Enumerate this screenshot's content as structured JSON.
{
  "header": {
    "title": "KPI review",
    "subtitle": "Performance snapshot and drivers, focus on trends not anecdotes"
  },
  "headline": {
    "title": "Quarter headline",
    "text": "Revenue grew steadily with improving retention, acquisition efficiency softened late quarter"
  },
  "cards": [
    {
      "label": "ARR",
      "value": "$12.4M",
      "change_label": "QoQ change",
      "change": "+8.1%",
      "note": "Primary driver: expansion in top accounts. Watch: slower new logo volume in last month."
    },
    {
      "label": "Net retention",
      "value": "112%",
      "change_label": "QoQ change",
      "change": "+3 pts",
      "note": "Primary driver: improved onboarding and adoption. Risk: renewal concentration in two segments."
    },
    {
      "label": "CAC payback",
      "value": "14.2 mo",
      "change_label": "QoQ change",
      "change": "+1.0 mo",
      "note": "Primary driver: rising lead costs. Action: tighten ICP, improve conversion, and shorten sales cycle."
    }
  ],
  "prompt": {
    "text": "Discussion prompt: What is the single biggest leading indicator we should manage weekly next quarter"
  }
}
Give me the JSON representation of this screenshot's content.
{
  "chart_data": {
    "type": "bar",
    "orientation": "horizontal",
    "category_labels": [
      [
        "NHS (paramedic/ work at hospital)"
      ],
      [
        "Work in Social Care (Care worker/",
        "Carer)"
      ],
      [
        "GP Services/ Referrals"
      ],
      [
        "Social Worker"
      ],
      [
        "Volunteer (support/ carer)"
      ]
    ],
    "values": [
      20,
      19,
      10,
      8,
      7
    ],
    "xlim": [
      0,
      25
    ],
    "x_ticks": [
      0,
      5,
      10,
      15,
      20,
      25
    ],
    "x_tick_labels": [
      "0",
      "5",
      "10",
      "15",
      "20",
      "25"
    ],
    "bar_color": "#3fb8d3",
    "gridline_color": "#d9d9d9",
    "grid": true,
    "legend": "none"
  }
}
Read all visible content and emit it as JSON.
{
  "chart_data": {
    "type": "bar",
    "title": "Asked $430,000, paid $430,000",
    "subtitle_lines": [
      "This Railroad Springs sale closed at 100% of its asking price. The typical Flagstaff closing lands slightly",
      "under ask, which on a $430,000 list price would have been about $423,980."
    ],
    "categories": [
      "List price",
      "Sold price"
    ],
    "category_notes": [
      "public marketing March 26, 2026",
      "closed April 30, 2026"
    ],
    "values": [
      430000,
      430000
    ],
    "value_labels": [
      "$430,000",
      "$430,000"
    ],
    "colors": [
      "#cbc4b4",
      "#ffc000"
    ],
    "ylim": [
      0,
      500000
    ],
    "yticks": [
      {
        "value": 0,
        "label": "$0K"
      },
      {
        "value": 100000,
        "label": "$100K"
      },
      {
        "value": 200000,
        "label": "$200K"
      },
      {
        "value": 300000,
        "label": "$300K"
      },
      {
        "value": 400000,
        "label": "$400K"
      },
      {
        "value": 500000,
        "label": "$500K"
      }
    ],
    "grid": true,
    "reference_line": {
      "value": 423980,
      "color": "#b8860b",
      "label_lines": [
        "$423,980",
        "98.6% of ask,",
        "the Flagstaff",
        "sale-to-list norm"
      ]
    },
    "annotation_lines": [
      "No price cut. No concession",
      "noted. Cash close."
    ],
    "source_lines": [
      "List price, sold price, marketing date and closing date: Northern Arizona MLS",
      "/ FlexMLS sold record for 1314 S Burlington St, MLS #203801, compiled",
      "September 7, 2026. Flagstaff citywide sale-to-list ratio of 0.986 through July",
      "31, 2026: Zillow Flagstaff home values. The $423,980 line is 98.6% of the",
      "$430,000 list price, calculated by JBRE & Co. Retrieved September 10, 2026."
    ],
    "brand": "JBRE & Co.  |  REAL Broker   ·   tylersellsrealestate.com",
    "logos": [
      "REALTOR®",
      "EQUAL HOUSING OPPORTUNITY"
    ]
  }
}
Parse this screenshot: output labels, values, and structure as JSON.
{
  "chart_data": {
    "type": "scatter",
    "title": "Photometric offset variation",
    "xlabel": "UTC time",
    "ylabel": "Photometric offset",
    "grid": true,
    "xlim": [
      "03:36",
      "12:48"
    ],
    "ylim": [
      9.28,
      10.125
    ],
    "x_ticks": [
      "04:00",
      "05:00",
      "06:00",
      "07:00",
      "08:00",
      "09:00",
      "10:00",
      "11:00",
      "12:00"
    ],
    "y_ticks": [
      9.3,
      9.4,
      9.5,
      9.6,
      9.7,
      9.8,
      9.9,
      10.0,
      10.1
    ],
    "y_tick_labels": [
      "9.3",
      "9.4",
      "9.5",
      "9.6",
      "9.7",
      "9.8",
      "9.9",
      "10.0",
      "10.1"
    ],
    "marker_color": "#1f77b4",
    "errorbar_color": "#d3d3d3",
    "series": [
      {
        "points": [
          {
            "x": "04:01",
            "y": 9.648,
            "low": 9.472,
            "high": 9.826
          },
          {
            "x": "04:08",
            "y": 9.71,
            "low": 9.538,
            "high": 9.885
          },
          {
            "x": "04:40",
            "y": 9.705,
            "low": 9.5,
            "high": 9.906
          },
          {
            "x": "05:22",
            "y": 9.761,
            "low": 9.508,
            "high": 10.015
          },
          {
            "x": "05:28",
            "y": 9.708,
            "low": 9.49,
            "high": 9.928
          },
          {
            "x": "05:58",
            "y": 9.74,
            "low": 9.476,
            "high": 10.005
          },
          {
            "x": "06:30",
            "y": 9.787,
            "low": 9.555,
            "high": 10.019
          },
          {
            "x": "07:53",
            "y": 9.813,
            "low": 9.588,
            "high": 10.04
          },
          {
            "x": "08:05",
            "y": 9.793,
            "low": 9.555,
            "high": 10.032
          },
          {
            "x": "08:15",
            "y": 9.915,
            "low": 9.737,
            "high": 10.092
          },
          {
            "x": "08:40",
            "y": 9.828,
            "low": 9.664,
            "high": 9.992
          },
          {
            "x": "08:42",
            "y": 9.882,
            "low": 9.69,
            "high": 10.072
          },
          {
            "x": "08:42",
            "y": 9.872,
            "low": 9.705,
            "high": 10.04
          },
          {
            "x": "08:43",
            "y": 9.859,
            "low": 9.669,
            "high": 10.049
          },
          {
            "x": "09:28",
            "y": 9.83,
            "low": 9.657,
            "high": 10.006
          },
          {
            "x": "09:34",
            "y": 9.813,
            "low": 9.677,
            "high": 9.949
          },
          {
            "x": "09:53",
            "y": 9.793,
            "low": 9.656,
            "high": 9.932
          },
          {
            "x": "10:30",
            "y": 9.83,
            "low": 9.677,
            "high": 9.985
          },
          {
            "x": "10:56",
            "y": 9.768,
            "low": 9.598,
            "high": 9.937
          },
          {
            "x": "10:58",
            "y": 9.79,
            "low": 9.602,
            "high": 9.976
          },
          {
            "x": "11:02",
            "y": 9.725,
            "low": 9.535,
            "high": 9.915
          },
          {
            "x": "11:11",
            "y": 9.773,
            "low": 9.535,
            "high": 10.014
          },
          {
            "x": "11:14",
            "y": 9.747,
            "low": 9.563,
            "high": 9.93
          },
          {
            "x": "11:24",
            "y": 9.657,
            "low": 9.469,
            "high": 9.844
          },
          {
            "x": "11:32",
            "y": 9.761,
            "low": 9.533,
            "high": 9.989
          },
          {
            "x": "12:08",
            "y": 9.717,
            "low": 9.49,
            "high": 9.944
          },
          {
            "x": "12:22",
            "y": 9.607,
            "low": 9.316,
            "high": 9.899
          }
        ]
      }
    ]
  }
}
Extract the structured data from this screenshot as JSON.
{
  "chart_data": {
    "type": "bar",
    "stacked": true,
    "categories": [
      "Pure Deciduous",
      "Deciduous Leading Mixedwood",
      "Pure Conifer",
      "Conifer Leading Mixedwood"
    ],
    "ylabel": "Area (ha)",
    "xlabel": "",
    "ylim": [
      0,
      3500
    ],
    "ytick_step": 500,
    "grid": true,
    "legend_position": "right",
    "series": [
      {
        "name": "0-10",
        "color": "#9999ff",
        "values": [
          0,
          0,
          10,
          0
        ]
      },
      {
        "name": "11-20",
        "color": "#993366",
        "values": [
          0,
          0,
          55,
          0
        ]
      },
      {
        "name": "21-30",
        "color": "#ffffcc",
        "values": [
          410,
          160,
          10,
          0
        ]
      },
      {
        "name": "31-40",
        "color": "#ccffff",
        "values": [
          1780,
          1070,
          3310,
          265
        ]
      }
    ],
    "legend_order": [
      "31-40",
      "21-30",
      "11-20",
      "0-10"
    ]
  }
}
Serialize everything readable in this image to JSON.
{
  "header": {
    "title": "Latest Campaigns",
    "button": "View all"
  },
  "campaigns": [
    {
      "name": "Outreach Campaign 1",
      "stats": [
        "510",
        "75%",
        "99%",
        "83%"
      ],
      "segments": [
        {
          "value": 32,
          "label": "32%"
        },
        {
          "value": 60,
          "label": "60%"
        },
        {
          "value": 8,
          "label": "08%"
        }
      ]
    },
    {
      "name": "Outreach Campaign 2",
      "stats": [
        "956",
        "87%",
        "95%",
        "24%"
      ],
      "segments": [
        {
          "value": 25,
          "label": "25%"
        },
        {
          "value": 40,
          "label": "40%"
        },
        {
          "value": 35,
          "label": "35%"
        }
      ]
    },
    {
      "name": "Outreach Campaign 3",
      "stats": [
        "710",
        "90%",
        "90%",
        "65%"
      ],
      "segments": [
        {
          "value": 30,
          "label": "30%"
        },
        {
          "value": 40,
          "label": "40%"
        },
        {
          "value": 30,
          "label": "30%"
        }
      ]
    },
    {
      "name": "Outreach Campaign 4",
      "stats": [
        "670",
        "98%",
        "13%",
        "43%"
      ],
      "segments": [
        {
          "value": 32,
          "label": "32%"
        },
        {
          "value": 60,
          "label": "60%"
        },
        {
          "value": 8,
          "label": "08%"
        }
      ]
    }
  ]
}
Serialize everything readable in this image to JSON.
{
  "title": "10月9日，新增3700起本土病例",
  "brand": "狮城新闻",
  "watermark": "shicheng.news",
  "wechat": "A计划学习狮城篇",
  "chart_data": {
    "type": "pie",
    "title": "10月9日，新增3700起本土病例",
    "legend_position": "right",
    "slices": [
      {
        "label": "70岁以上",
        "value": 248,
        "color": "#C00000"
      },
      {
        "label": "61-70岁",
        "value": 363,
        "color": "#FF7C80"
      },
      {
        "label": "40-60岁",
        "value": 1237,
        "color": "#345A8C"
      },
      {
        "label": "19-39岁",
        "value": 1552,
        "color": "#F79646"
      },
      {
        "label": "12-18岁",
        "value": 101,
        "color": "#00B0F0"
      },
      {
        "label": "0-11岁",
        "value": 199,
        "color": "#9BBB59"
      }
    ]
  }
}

────────────────────

What the exercise asks: Where a line in the entries holds the word "marketing", copy that line.

The completed task:
      "public marketing March 26, 2026",
      "List price, sold price, marketing date and closing date: Northern Arizona MLS",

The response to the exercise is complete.